> **Stored records**
%%

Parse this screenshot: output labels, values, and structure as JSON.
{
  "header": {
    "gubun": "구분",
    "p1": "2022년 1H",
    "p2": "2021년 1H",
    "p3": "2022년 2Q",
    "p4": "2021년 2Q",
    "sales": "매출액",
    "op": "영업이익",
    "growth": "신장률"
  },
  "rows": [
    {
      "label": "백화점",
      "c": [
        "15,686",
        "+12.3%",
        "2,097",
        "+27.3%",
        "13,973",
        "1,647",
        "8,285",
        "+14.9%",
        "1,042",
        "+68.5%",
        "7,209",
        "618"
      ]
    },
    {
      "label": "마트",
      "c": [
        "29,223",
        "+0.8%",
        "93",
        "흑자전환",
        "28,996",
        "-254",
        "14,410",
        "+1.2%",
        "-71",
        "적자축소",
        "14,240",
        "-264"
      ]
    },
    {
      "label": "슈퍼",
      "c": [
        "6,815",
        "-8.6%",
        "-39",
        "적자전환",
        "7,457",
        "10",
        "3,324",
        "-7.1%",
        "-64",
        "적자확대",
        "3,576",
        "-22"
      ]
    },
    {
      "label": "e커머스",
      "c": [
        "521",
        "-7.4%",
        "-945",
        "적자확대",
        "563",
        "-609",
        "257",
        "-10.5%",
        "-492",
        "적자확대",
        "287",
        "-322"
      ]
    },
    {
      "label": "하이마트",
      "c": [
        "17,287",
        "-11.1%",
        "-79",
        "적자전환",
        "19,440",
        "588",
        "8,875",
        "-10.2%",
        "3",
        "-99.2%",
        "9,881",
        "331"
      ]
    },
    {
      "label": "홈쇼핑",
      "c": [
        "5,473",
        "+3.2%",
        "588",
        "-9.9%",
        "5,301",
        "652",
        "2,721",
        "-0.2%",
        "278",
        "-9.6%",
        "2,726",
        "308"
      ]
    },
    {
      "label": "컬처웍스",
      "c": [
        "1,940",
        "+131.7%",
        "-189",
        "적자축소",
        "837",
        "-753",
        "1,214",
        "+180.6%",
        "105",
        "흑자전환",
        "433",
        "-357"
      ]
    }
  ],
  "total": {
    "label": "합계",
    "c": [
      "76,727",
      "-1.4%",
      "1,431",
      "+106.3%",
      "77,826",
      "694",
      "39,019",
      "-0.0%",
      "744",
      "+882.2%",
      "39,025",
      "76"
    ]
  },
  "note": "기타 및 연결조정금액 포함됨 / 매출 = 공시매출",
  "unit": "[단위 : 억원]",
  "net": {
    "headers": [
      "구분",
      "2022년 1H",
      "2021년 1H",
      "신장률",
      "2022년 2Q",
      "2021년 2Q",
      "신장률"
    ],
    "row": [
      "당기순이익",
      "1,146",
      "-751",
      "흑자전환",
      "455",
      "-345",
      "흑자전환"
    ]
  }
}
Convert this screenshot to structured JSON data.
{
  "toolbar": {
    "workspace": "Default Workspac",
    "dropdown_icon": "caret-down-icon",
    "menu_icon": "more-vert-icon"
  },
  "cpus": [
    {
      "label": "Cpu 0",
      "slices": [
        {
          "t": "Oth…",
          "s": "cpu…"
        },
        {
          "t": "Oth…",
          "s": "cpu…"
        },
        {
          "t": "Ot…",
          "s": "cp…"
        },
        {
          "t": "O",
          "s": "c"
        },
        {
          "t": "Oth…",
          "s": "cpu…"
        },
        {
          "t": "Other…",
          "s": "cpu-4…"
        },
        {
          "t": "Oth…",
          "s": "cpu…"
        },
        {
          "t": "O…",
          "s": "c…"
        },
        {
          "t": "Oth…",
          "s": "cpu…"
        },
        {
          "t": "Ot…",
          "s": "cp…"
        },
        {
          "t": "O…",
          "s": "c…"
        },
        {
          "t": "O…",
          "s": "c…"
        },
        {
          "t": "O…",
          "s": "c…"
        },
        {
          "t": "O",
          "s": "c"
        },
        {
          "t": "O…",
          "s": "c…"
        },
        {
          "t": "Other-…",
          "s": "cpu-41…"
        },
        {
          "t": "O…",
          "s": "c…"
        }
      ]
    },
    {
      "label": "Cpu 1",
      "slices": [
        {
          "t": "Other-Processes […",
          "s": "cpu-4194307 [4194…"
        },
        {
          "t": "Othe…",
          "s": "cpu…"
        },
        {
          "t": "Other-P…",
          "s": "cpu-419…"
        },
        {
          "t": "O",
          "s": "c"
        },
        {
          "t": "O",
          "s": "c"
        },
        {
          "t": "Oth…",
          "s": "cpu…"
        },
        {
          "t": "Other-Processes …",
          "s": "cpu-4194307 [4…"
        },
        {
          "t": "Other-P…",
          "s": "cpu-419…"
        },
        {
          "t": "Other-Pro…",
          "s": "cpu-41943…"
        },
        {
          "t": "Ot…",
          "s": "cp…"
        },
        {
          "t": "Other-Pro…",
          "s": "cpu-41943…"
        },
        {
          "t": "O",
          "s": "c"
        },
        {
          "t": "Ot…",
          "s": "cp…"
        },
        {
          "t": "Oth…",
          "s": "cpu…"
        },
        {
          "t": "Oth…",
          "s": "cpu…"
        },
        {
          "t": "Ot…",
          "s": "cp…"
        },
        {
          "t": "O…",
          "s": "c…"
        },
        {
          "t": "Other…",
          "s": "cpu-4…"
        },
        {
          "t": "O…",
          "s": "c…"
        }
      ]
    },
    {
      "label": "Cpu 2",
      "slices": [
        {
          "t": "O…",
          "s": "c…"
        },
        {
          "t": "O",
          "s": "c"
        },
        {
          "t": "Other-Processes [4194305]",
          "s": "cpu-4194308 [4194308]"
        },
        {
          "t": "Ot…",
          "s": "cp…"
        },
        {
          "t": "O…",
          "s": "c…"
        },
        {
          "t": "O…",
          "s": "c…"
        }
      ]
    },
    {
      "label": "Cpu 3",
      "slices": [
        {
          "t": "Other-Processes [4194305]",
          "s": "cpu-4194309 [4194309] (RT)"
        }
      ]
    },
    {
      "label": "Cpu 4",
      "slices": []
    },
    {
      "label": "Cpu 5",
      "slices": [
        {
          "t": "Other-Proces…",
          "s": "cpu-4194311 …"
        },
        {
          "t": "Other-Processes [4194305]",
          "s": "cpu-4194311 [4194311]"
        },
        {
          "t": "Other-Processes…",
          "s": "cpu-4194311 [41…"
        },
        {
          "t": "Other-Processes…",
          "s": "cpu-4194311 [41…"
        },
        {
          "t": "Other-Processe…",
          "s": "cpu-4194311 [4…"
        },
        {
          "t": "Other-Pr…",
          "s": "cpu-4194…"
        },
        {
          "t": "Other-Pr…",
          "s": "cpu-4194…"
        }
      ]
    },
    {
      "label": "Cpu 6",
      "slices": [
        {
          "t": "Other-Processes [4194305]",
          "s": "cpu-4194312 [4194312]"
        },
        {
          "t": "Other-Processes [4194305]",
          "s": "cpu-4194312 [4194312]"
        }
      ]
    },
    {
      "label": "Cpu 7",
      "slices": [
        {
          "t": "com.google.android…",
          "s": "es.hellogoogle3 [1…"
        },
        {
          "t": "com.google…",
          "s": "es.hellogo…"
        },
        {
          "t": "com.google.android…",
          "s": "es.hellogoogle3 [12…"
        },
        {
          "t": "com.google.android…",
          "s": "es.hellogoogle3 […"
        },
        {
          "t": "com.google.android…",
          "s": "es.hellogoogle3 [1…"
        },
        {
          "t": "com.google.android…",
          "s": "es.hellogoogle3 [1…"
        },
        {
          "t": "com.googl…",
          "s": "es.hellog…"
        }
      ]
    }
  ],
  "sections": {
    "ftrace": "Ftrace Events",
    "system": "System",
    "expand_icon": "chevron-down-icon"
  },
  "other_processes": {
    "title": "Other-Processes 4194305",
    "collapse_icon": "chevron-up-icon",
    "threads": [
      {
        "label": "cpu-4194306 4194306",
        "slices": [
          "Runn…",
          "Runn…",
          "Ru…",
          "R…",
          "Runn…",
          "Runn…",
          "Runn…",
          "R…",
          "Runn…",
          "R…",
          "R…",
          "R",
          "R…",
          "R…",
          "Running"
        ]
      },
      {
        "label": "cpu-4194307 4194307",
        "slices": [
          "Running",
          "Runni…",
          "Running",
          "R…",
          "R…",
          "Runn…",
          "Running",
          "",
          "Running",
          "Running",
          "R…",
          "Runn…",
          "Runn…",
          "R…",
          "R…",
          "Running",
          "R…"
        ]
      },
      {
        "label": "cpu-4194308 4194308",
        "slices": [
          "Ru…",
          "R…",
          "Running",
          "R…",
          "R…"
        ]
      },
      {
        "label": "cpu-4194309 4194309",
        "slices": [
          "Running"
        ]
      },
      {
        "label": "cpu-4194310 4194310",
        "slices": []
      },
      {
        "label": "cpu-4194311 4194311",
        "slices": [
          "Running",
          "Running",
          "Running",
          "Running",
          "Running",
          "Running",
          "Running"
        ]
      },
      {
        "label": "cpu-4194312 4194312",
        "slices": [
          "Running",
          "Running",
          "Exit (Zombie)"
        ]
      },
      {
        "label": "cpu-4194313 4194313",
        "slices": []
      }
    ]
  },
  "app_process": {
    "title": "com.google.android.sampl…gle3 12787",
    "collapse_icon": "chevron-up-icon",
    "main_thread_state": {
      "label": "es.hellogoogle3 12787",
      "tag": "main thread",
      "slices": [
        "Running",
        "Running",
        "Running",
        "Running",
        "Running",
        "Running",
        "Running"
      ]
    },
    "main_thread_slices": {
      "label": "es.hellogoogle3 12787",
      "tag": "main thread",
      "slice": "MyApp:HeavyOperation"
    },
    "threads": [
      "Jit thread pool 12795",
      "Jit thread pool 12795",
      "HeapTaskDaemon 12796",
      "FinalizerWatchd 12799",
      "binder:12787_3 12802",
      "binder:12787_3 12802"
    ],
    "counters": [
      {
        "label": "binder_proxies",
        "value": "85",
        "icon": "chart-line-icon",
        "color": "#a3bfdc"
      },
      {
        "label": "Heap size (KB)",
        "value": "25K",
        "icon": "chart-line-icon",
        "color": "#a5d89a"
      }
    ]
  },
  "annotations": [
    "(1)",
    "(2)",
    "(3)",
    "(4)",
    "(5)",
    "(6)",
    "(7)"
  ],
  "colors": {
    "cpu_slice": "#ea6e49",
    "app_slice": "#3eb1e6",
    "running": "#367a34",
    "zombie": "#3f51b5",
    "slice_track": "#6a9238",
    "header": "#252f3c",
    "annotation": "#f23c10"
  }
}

%%

> **Written exercise**
Collect every line with the string "title" from the records, and copy each.

> **Written answer**
    "title": "Other-Processes 4194305",
    "title": "com.google.android.sampl…gle3 12787",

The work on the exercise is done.